[TASK GOAL]
Without including any images, reproduce each entry exactly.

## Start

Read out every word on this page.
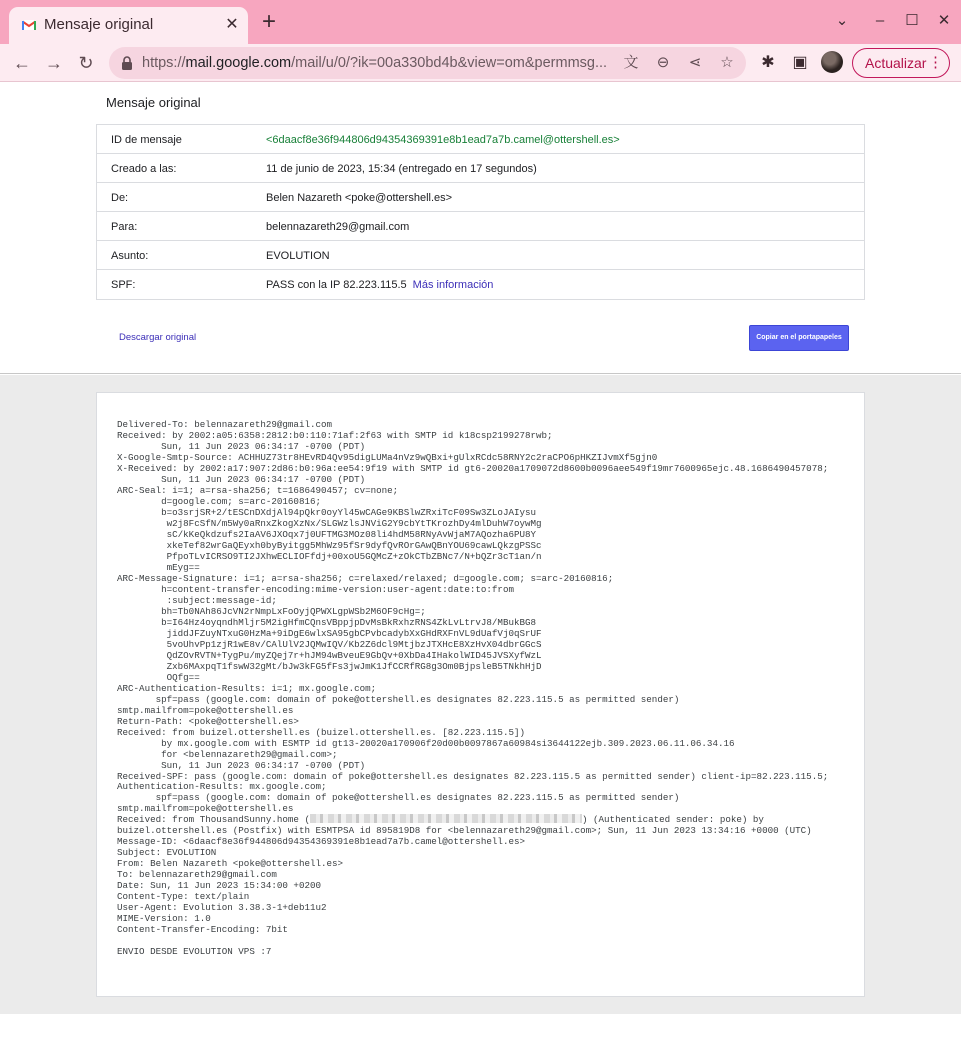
Mensaje original	✕ +	⌄	–	☐ ✕
← → ↻	https://mail.google.com/mail/u/0/?ik=00a330bd4b&view=om&permmsg...	文 ⊖ ⋖ ☆ ✱ ▣	Actualizar ⋮
Mensaje original
ID de mensaje	<6daacf8e36f944806d94354369391e8b1ead7a7b.camel@ottershell.es>
Creado a las:	11 de junio de 2023, 15:34 (entregado en 17 segundos)
De:	Belen Nazareth <poke@ottershell.es>
Para:	belennazareth29@gmail.com
Asunto:	EVOLUTION
SPF:	PASS con la IP 82.223.115.5 Más información
Descargar original	Copiar en el portapapeles
Delivered-To: belennazareth29@gmail.com
Received: by 2002:a05:6358:2812:b0:110:71af:2f63 with SMTP id k18csp2199278rwb;
Sun, 11 Jun 2023 06:34:17 -0700 (PDT)
X-Google-Smtp-Source: ACHHUZ73tr8HEvRD4Qv95digLUMa4nVz9wQBxi+gUlxRCdc58RNY2c2raCPO6pHKZIJvmXf5gjn0
X-Received: by 2002:a17:907:2d86:b0:96a:ee54:9f19 with SMTP id gt6-20020a1709072d8600b0096aee549f19mr7600965ejc.48.1686490457078;
Sun, 11 Jun 2023 06:34:17 -0700 (PDT)
ARC-Seal: i=1; a=rsa-sha256; t=1686490457; cv=none;
d=google.com; s=arc-20160816;
b=o3srjSR+2/tESCnDXdjAl94pQkr0oyYl45wCAGe9KBSlwZRxiTcF09Sw3ZLoJAIysu
w2j8FcSfN/m5Wy0aRnxZkogXzNx/SLGWzlsJNViG2Y9cbYtTKrozhDy4mlDuhW7oywMg
sC/kKeQkdzufs2IaAV6JXOqx7j0UFTMG3MOz08li4hdM58RNyAvWjaM7AQozha6PU8Y
xkeTef82wrGaQEyxh0byByitgg5MhWz95fSr9dyfQvROrGAwQBnYOU69cawLQkzgPSSc
PfpoTLvICRSO9TI2JXhwECLIOFfdj+00xoU5GQMcZ+zOkCTbZBNc7/N+bQZr3cT1an/n
mEyg==
ARC-Message-Signature: i=1; a=rsa-sha256; c=relaxed/relaxed; d=google.com; s=arc-20160816;
h=content-transfer-encoding:mime-version:user-agent:date:to:from
:subject:message-id;
bh=Tb0NAh86JcVN2rNmpLxFoOyjQPWXLgpWSb2M6OF9cHg=;
b=I64Hz4oyqndhMljr5M2igHfmCQnsVBppjpDvMsBkRxhzRNS4ZkLvLtrvJ8/MBukBG8
jiddJFZuyNTxuG0HzMa+9iDgE6wlxSA95gbCPvbcadybXxGHdRXFnVL9dUafVj0qSrUF
5voUhvPp1zjR1wE8v/CAlUlV2JQMwIQV/Kb2Z6dcl9MtjbzJTXHcE8XzHvX04dbrGGcS
QdZOvRVTN+TygPu/myZQej7r+hJM94wBveuE9GbQv+0XbDa4IHakolWID45JVSXyfWzL
Zxb6MAxpqT1fswW32gMt/bJw3kFG5fFs3jwJmK1JfCCRfRG8g3Om0BjpsleB5TNkhHjD
OQfg==
ARC-Authentication-Results: i=1; mx.google.com;
spf=pass (google.com: domain of poke@ottershell.es designates 82.223.115.5 as permitted sender)
smtp.mailfrom=poke@ottershell.es
Return-Path: <poke@ottershell.es>
Received: from buizel.ottershell.es (buizel.ottershell.es. [82.223.115.5])
by mx.google.com with ESMTP id gt13-20020a170906f20d00b0097867a60984si3644122ejb.309.2023.06.11.06.34.16
for <belennazareth29@gmail.com>;
Sun, 11 Jun 2023 06:34:17 -0700 (PDT)
Received-SPF: pass (google.com: domain of poke@ottershell.es designates 82.223.115.5 as permitted sender) client-ip=82.223.115.5;
Authentication-Results: mx.google.com;
spf=pass (google.com: domain of poke@ottershell.es designates 82.223.115.5 as permitted sender)
smtp.mailfrom=poke@ottershell.es
Received: from ThousandSunny.home (	) (Authenticated sender: poke) by
buizel.ottershell.es (Postfix) with ESMTPSA id 895819D8 for <belennazareth29@gmail.com>; Sun, 11 Jun 2023 13:34:16 +0000 (UTC)
Message-ID: <6daacf8e36f944806d94354369391e8b1ead7a7b.camel@ottershell.es>
Subject: EVOLUTION
From: Belen Nazareth <poke@ottershell.es>
To: belennazareth29@gmail.com
Date: Sun, 11 Jun 2023 15:34:00 +0200
Content-Type: text/plain
User-Agent: Evolution 3.38.3-1+deb11u2
MIME-Version: 1.0
Content-Transfer-Encoding: 7bit

ENVIO DESDE EVOLUTION VPS :7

## End

[TASK OUTPUT]
Read out every word on this page.
Mensaje original	✕ +	⌄	–	☐ ✕
← → ↻	https://mail.google.com/mail/u/0/?ik=00a330bd4b&view=om&permmsg...	文 ⊖ ⋖ ☆ ✱ ▣	Actualizar ⋮
Mensaje original
ID de mensaje	<6daacf8e36f944806d94354369391e8b1ead7a7b.camel@ottershell.es>
Creado a las:	11 de junio de 2023, 15:34 (entregado en 17 segundos)
De:	Belen Nazareth <poke@ottershell.es>
Para:	belennazareth29@gmail.com
Asunto:	EVOLUTION
SPF:	PASS con la IP 82.223.115.5 Más información
Descargar original	Copiar en el portapapeles
Delivered-To: belennazareth29@gmail.com
Received: by 2002:a05:6358:2812:b0:110:71af:2f63 with SMTP id k18csp2199278rwb;
Sun, 11 Jun 2023 06:34:17 -0700 (PDT)
X-Google-Smtp-Source: ACHHUZ73tr8HEvRD4Qv95digLUMa4nVz9wQBxi+gUlxRCdc58RNY2c2raCPO6pHKZIJvmXf5gjn0
X-Received: by 2002:a17:907:2d86:b0:96a:ee54:9f19 with SMTP id gt6-20020a1709072d8600b0096aee549f19mr7600965ejc.48.1686490457078;
Sun, 11 Jun 2023 06:34:17 -0700 (PDT)
ARC-Seal: i=1; a=rsa-sha256; t=1686490457; cv=none;
d=google.com; s=arc-20160816;
b=o3srjSR+2/tESCnDXdjAl94pQkr0oyYl45wCAGe9KBSlwZRxiTcF09Sw3ZLoJAIysu
w2j8FcSfN/m5Wy0aRnxZkogXzNx/SLGWzlsJNViG2Y9cbYtTKrozhDy4mlDuhW7oywMg
sC/kKeQkdzufs2IaAV6JXOqx7j0UFTMG3MOz08li4hdM58RNyAvWjaM7AQozha6PU8Y
xkeTef82wrGaQEyxh0byByitgg5MhWz95fSr9dyfQvROrGAwQBnYOU69cawLQkzgPSSc
PfpoTLvICRSO9TI2JXhwECLIOFfdj+00xoU5GQMcZ+zOkCTbZBNc7/N+bQZr3cT1an/n
mEyg==
ARC-Message-Signature: i=1; a=rsa-sha256; c=relaxed/relaxed; d=google.com; s=arc-20160816;
h=content-transfer-encoding:mime-version:user-agent:date:to:from
:subject:message-id;
bh=Tb0NAh86JcVN2rNmpLxFoOyjQPWXLgpWSb2M6OF9cHg=;
b=I64Hz4oyqndhMljr5M2igHfmCQnsVBppjpDvMsBkRxhzRNS4ZkLvLtrvJ8/MBukBG8
jiddJFZuyNTxuG0HzMa+9iDgE6wlxSA95gbCPvbcadybXxGHdRXFnVL9dUafVj0qSrUF
5voUhvPp1zjR1wE8v/CAlUlV2JQMwIQV/Kb2Z6dcl9MtjbzJTXHcE8XzHvX04dbrGGcS
QdZOvRVTN+TygPu/myZQej7r+hJM94wBveuE9GbQv+0XbDa4IHakolWID45JVSXyfWzL
Zxb6MAxpqT1fswW32gMt/bJw3kFG5fFs3jwJmK1JfCCRfRG8g3Om0BjpsleB5TNkhHjD
OQfg==
ARC-Authentication-Results: i=1; mx.google.com;
spf=pass (google.com: domain of poke@ottershell.es designates 82.223.115.5 as permitted sender)
smtp.mailfrom=poke@ottershell.es
Return-Path: <poke@ottershell.es>
Received: from buizel.ottershell.es (buizel.ottershell.es. [82.223.115.5])
by mx.google.com with ESMTP id gt13-20020a170906f20d00b0097867a60984si3644122ejb.309.2023.06.11.06.34.16
for <belennazareth29@gmail.com>;
Sun, 11 Jun 2023 06:34:17 -0700 (PDT)
Received-SPF: pass (google.com: domain of poke@ottershell.es designates 82.223.115.5 as permitted sender) client-ip=82.223.115.5;
Authentication-Results: mx.google.com;
spf=pass (google.com: domain of poke@ottershell.es designates 82.223.115.5 as permitted sender)
smtp.mailfrom=poke@ottershell.es
Received: from ThousandSunny.home (	) (Authenticated sender: poke) by
buizel.ottershell.es (Postfix) with ESMTPSA id 895819D8 for <belennazareth29@gmail.com>; Sun, 11 Jun 2023 13:34:16 +0000 (UTC)
Message-ID: <6daacf8e36f944806d94354369391e8b1ead7a7b.camel@ottershell.es>
Subject: EVOLUTION
From: Belen Nazareth <poke@ottershell.es>
To: belennazareth29@gmail.com
Date: Sun, 11 Jun 2023 15:34:00 +0200
Content-Type: text/plain
User-Agent: Evolution 3.38.3-1+deb11u2
MIME-Version: 1.0
Content-Transfer-Encoding: 7bit

ENVIO DESDE EVOLUTION VPS :7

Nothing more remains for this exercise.